Reproduce each line that includes the word "tracking".

(Lines of data)
########################################
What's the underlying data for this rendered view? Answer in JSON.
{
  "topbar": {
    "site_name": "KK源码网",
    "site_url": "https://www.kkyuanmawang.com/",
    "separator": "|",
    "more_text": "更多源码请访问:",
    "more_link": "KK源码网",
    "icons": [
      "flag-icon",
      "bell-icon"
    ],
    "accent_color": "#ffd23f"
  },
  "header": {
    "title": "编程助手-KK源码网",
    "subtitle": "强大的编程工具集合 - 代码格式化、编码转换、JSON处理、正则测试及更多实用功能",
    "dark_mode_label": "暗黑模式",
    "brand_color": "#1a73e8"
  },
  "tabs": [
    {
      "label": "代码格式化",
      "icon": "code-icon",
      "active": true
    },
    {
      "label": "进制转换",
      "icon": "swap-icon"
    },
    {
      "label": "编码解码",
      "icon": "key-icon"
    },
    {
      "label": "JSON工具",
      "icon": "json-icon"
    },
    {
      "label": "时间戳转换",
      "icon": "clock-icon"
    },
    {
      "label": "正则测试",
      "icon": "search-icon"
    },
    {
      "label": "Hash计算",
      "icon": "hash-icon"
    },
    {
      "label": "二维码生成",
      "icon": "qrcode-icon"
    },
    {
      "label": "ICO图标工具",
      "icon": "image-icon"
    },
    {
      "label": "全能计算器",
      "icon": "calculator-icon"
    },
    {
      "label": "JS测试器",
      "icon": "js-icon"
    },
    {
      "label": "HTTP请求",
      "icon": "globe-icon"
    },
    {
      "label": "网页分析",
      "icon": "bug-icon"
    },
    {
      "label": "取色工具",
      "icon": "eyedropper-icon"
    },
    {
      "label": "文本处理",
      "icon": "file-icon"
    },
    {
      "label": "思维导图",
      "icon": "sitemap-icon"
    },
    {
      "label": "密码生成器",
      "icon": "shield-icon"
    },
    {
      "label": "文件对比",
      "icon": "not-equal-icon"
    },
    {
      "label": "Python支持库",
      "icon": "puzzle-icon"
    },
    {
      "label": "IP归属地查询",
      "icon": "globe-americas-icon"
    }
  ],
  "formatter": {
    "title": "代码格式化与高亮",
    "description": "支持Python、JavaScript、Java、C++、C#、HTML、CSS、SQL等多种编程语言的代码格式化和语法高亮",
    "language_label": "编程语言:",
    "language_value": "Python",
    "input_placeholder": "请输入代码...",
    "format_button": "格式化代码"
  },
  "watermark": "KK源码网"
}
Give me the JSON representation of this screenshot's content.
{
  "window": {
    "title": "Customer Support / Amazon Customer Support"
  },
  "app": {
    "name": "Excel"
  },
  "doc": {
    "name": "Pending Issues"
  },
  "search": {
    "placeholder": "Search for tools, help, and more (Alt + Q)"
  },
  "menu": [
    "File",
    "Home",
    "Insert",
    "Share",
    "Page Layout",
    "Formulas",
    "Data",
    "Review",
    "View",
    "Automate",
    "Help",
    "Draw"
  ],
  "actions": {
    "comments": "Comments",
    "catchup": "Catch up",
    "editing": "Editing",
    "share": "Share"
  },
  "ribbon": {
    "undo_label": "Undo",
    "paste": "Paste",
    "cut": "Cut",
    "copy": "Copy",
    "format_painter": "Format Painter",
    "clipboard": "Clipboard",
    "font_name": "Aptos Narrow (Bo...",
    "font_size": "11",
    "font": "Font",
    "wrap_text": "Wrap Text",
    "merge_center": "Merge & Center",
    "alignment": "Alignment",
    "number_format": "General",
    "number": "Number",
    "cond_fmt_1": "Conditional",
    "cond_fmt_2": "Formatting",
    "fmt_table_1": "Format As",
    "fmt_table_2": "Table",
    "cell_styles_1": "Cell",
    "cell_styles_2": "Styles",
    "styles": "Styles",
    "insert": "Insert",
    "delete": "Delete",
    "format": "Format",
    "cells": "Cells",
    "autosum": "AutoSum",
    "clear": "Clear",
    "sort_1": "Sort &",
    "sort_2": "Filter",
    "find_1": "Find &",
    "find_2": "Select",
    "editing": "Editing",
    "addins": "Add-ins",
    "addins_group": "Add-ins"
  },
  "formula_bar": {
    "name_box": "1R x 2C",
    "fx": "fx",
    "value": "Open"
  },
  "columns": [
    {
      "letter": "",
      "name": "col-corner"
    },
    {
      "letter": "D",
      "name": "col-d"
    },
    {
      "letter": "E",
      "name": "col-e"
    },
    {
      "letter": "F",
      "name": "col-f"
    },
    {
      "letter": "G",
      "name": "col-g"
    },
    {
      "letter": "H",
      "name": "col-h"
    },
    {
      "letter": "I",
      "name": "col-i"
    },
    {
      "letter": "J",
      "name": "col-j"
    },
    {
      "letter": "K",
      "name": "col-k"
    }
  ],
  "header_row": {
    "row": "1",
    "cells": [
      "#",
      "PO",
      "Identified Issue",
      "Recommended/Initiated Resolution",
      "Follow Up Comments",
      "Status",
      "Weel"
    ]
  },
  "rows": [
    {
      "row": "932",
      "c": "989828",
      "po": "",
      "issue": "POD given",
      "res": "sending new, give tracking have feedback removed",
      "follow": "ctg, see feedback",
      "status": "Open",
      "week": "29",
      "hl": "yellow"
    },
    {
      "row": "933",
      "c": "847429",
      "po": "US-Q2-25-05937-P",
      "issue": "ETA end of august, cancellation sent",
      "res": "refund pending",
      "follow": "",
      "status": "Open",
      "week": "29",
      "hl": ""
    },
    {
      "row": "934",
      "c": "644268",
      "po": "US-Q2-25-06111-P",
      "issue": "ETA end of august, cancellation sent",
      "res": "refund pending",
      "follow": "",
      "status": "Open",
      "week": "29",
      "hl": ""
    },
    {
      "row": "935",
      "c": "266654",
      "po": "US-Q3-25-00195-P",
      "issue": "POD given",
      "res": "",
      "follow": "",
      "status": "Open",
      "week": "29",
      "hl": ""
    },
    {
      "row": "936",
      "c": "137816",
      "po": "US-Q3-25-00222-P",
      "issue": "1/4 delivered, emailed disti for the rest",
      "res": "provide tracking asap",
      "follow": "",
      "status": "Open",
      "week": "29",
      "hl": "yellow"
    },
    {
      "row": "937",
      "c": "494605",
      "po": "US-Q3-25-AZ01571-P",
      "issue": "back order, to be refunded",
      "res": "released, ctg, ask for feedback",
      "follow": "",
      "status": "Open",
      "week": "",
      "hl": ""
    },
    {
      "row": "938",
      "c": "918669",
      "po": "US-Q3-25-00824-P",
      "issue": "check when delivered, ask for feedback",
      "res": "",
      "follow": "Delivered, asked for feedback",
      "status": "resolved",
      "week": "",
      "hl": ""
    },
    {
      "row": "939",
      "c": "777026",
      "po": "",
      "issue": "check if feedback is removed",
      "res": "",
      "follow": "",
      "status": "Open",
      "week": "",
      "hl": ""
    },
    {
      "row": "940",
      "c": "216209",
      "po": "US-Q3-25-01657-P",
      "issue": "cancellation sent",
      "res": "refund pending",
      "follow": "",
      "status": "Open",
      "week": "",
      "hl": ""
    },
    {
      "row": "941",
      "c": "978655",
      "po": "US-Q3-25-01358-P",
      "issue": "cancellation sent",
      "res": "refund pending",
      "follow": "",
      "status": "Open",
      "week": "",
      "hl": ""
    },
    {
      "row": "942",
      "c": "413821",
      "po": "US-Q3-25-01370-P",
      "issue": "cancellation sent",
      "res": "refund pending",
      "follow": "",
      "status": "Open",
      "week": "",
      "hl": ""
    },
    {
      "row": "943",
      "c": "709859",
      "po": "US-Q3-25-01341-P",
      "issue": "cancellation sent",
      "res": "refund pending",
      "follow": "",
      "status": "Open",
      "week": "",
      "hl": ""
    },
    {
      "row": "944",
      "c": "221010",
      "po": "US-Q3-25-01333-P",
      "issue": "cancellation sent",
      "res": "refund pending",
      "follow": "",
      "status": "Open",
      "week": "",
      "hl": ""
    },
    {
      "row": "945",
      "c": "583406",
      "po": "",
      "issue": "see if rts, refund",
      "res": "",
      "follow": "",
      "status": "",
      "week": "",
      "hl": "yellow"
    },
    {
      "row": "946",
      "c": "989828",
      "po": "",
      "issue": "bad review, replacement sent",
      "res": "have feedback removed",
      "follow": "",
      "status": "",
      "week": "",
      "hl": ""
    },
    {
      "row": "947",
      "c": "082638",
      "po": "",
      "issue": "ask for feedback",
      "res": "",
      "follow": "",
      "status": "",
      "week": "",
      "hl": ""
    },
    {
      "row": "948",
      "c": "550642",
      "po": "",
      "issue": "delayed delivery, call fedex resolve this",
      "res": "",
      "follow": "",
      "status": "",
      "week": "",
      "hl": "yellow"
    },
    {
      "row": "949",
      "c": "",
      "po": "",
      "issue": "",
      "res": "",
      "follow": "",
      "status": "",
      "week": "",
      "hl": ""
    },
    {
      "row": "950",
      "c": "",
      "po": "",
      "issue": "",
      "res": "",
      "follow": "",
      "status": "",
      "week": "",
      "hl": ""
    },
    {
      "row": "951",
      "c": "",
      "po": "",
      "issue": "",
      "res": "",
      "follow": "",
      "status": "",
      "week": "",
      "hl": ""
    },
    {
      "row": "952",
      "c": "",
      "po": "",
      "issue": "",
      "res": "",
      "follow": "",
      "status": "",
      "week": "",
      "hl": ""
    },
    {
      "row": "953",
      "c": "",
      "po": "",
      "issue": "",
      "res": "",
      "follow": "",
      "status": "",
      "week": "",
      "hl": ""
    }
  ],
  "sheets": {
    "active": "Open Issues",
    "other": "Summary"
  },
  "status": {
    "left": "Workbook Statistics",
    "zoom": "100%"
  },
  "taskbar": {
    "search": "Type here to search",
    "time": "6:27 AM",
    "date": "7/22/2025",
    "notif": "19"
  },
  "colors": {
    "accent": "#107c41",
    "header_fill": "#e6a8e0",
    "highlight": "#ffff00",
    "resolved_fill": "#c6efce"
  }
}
########################################
▶ [FULL OUTPUT]
      "res": "sending new, give tracking have feedback removed",
      "res": "provide tracking asap",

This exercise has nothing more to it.